What this task involves:
Return the number of lines that contain the word "Operating", and return nothing else.
==== Given information ====
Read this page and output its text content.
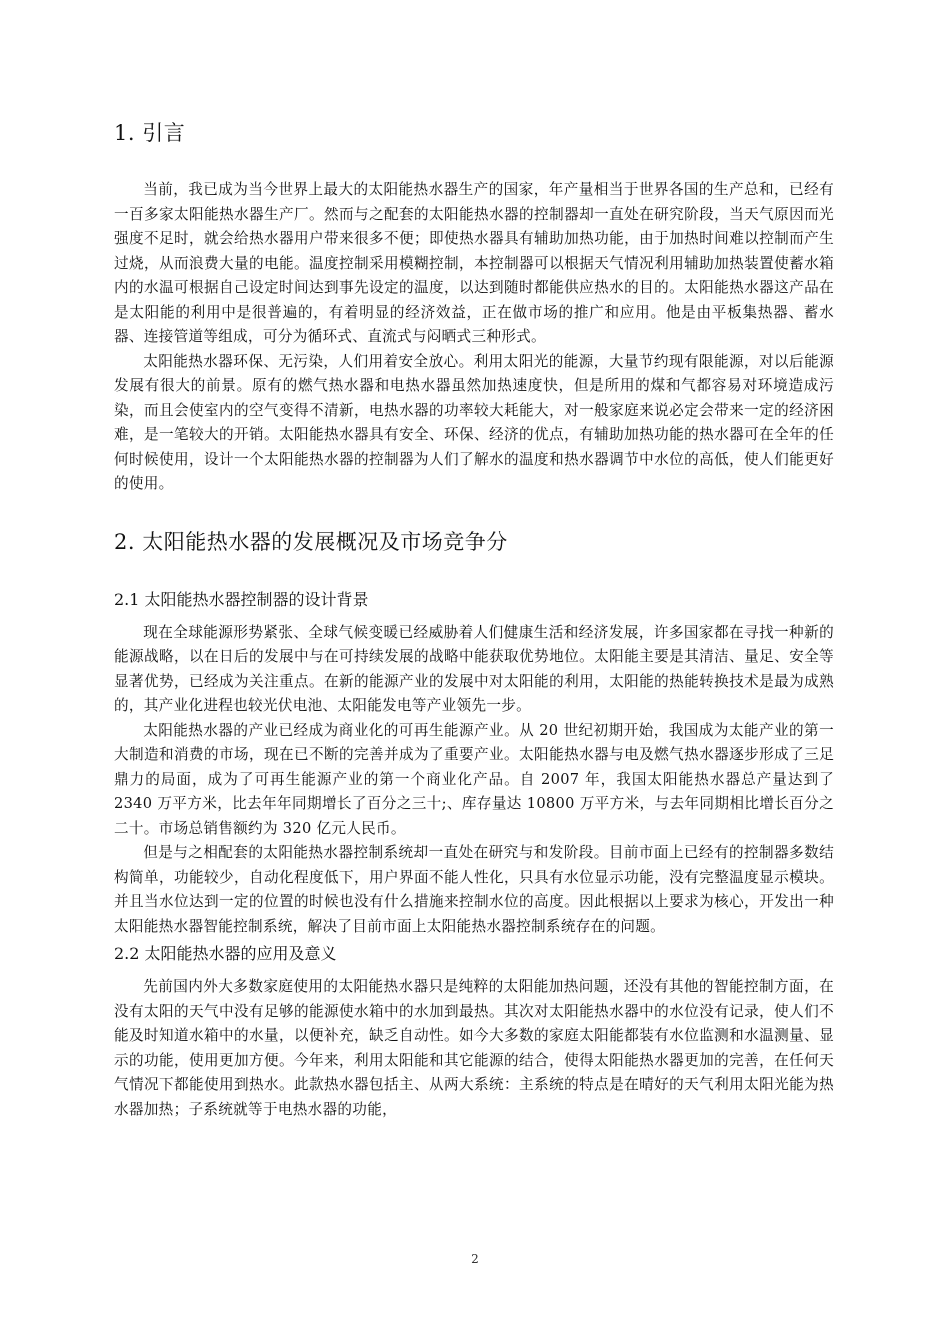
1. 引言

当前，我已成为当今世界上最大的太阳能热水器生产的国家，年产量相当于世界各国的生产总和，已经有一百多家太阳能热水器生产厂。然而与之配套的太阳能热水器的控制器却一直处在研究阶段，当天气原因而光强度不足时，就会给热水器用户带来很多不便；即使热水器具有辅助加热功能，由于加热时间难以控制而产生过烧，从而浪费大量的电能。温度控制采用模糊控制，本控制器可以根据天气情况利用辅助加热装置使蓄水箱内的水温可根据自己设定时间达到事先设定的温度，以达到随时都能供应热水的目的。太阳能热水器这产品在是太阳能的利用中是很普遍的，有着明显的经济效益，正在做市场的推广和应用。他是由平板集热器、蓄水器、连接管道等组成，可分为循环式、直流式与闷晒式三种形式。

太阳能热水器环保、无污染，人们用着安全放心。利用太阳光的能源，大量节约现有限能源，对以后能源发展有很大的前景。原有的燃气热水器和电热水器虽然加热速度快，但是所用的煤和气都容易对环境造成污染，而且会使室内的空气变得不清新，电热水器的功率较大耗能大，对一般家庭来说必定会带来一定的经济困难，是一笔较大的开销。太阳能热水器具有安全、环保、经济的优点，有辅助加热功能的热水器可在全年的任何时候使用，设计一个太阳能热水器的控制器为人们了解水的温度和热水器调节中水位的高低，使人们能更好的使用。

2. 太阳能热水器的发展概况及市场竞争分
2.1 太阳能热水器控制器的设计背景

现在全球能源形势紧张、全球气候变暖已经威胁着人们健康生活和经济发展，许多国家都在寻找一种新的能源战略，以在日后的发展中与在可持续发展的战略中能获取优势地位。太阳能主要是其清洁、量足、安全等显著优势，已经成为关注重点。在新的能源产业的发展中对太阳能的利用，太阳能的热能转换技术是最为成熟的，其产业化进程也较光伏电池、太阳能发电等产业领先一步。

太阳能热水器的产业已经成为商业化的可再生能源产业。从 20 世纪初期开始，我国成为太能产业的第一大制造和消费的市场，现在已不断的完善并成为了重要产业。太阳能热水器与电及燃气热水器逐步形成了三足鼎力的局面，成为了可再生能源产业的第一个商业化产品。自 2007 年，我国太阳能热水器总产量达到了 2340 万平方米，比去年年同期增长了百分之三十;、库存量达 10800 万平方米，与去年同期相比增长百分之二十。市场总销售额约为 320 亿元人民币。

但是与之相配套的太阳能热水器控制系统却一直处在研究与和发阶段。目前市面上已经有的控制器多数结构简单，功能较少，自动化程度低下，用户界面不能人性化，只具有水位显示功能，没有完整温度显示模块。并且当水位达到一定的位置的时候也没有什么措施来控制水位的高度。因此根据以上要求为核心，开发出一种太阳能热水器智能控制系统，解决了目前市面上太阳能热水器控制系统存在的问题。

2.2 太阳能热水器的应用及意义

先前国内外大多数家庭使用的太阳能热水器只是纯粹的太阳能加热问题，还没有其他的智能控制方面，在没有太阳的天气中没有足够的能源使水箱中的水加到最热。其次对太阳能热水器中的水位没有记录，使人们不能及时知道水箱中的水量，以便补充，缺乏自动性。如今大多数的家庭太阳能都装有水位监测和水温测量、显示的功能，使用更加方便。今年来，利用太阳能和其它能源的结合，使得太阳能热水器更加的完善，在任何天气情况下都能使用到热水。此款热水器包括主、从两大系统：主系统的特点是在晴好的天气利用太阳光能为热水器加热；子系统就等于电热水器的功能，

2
====
==== Given information ====
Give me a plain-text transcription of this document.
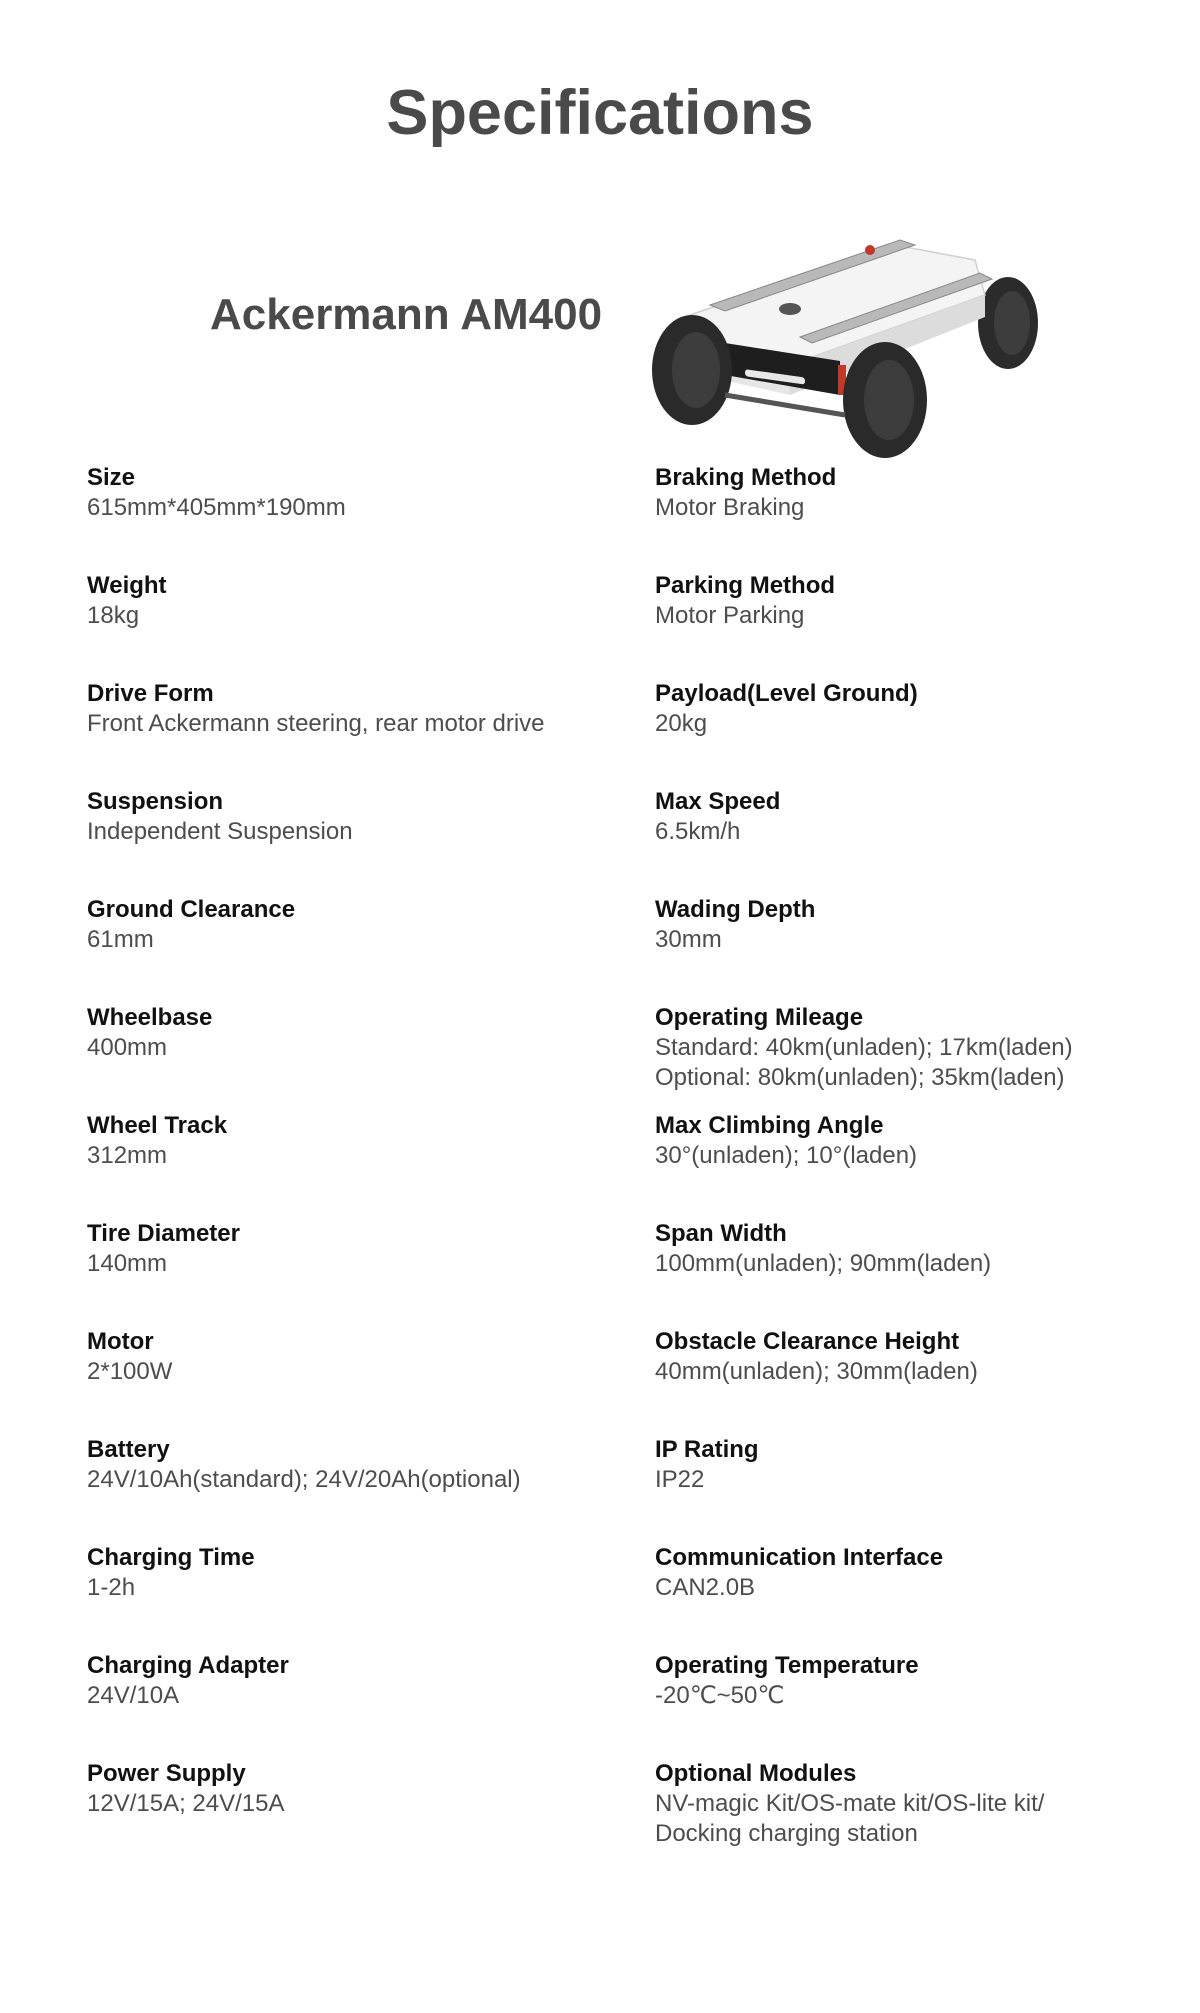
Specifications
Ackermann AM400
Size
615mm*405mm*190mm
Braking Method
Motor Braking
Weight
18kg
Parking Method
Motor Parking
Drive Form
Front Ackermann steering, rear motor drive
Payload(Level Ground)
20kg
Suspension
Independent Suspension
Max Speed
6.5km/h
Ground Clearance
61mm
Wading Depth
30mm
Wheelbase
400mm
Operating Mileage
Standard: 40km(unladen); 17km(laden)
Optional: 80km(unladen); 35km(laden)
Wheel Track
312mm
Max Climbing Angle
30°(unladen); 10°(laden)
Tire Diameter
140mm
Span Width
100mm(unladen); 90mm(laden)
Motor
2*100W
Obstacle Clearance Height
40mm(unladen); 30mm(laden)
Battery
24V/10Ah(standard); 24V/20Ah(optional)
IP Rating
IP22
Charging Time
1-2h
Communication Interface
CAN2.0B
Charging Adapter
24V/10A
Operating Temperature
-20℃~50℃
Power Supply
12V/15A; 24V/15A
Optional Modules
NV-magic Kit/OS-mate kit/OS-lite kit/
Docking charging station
====
Response:
2